* _DATA ROWS_
▼▼▼
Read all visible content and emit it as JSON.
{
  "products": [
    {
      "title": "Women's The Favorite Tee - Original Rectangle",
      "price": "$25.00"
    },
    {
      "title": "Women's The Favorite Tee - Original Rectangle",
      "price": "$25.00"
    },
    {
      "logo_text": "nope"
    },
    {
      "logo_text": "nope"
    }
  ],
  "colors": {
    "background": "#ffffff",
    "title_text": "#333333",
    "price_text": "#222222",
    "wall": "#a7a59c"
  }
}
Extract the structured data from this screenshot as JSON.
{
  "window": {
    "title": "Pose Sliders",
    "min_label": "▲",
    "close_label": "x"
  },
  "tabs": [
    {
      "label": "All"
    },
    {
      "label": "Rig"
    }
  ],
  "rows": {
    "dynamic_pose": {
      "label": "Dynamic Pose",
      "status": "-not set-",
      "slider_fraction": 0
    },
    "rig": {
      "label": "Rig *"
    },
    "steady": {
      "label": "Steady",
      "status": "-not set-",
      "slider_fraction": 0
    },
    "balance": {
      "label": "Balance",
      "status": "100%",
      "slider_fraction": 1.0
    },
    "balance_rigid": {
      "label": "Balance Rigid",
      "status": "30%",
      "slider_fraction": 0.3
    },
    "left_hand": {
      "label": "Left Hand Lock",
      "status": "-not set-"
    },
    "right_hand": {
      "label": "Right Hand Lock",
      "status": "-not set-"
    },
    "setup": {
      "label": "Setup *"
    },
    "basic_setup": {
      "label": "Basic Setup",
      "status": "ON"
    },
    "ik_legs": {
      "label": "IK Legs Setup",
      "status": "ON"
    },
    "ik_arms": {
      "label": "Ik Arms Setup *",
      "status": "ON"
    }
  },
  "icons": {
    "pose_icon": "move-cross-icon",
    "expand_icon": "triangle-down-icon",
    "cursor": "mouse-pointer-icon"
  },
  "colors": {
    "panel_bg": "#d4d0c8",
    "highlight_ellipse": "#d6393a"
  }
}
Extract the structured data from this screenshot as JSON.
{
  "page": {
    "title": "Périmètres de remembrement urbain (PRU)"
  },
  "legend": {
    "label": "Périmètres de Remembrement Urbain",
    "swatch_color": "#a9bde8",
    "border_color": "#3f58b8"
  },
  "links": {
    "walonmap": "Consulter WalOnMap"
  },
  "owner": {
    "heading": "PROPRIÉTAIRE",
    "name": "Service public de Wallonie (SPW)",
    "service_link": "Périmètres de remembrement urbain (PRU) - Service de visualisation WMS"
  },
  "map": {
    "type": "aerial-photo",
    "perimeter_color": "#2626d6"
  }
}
▲▲▲
* _DO THIS_
Without changing a word, restate the whole listing.

* _RESULT BELOW_
Read all visible content and emit it as JSON.
{
  "products": [
    {
      "title": "Women's The Favorite Tee - Original Rectangle",
      "price": "$25.00"
    },
    {
      "title": "Women's The Favorite Tee - Original Rectangle",
      "price": "$25.00"
    },
    {
      "logo_text": "nope"
    },
    {
      "logo_text": "nope"
    }
  ],
  "colors": {
    "background": "#ffffff",
    "title_text": "#333333",
    "price_text": "#222222",
    "wall": "#a7a59c"
  }
}
Extract the structured data from this screenshot as JSON.
{
  "window": {
    "title": "Pose Sliders",
    "min_label": "▲",
    "close_label": "x"
  },
  "tabs": [
    {
      "label": "All"
    },
    {
      "label": "Rig"
    }
  ],
  "rows": {
    "dynamic_pose": {
      "label": "Dynamic Pose",
      "status": "-not set-",
      "slider_fraction": 0
    },
    "rig": {
      "label": "Rig *"
    },
    "steady": {
      "label": "Steady",
      "status": "-not set-",
      "slider_fraction": 0
    },
    "balance": {
      "label": "Balance",
      "status": "100%",
      "slider_fraction": 1.0
    },
    "balance_rigid": {
      "label": "Balance Rigid",
      "status": "30%",
      "slider_fraction": 0.3
    },
    "left_hand": {
      "label": "Left Hand Lock",
      "status": "-not set-"
    },
    "right_hand": {
      "label": "Right Hand Lock",
      "status": "-not set-"
    },
    "setup": {
      "label": "Setup *"
    },
    "basic_setup": {
      "label": "Basic Setup",
      "status": "ON"
    },
    "ik_legs": {
      "label": "IK Legs Setup",
      "status": "ON"
    },
    "ik_arms": {
      "label": "Ik Arms Setup *",
      "status": "ON"
    }
  },
  "icons": {
    "pose_icon": "move-cross-icon",
    "expand_icon": "triangle-down-icon",
    "cursor": "mouse-pointer-icon"
  },
  "colors": {
    "panel_bg": "#d4d0c8",
    "highlight_ellipse": "#d6393a"
  }
}
Extract the structured data from this screenshot as JSON.
{
  "page": {
    "title": "Périmètres de remembrement urbain (PRU)"
  },
  "legend": {
    "label": "Périmètres de Remembrement Urbain",
    "swatch_color": "#a9bde8",
    "border_color": "#3f58b8"
  },
  "links": {
    "walonmap": "Consulter WalOnMap"
  },
  "owner": {
    "heading": "PROPRIÉTAIRE",
    "name": "Service public de Wallonie (SPW)",
    "service_link": "Périmètres de remembrement urbain (PRU) - Service de visualisation WMS"
  },
  "map": {
    "type": "aerial-photo",
    "perimeter_color": "#2626d6"
  }
}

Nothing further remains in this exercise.